(Stored items)
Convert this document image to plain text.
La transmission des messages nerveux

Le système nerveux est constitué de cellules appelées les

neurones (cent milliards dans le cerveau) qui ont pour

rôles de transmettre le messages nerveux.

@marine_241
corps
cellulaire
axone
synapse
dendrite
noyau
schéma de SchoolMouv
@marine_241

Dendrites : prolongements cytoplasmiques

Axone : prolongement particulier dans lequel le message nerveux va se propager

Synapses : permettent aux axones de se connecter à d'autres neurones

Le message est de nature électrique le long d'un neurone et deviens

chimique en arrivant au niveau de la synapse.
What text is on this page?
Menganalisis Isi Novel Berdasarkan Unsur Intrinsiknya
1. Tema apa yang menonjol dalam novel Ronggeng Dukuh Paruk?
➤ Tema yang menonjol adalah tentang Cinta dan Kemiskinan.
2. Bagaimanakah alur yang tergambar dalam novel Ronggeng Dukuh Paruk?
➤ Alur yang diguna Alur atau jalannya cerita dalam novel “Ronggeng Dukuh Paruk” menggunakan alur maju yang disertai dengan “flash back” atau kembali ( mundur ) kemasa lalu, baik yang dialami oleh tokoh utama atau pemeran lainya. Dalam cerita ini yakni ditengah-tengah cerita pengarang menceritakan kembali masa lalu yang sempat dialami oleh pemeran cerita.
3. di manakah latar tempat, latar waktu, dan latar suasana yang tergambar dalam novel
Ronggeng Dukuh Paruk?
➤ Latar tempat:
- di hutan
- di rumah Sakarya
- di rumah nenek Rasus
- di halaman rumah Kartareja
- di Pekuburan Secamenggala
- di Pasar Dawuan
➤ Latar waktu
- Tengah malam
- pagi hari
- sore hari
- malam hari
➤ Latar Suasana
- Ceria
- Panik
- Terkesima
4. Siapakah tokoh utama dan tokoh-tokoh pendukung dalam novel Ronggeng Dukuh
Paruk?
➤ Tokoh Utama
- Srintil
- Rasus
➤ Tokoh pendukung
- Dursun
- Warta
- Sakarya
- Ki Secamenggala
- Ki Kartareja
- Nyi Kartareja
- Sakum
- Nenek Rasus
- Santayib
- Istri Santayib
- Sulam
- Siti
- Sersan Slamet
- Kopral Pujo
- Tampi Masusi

# [TASK DESCRIPTION]
The records above should all be quoted exactly, please.

# [TASK RESPONSE]
Convert this document image to plain text.
La transmission des messages nerveux

Le système nerveux est constitué de cellules appelées les

neurones (cent milliards dans le cerveau) qui ont pour

rôles de transmettre le messages nerveux.

@marine_241
corps
cellulaire
axone
synapse
dendrite
noyau
schéma de SchoolMouv
@marine_241

Dendrites : prolongements cytoplasmiques

Axone : prolongement particulier dans lequel le message nerveux va se propager

Synapses : permettent aux axones de se connecter à d'autres neurones

Le message est de nature électrique le long d'un neurone et deviens

chimique en arrivant au niveau de la synapse.
What text is on this page?
Menganalisis Isi Novel Berdasarkan Unsur Intrinsiknya
1. Tema apa yang menonjol dalam novel Ronggeng Dukuh Paruk?
➤ Tema yang menonjol adalah tentang Cinta dan Kemiskinan.
2. Bagaimanakah alur yang tergambar dalam novel Ronggeng Dukuh Paruk?
➤ Alur yang diguna Alur atau jalannya cerita dalam novel “Ronggeng Dukuh Paruk” menggunakan alur maju yang disertai dengan “flash back” atau kembali ( mundur ) kemasa lalu, baik yang dialami oleh tokoh utama atau pemeran lainya. Dalam cerita ini yakni ditengah-tengah cerita pengarang menceritakan kembali masa lalu yang sempat dialami oleh pemeran cerita.
3. di manakah latar tempat, latar waktu, dan latar suasana yang tergambar dalam novel
Ronggeng Dukuh Paruk?
➤ Latar tempat:
- di hutan
- di rumah Sakarya
- di rumah nenek Rasus
- di halaman rumah Kartareja
- di Pekuburan Secamenggala
- di Pasar Dawuan
➤ Latar waktu
- Tengah malam
- pagi hari
- sore hari
- malam hari
➤ Latar Suasana
- Ceria
- Panik
- Terkesima
4. Siapakah tokoh utama dan tokoh-tokoh pendukung dalam novel Ronggeng Dukuh
Paruk?
➤ Tokoh Utama
- Srintil
- Rasus
➤ Tokoh pendukung
- Dursun
- Warta
- Sakarya
- Ki Secamenggala
- Ki Kartareja
- Nyi Kartareja
- Sakum
- Nenek Rasus
- Santayib
- Istri Santayib
- Sulam
- Siti
- Sersan Slamet
- Kopral Pujo
- Tampi Masusi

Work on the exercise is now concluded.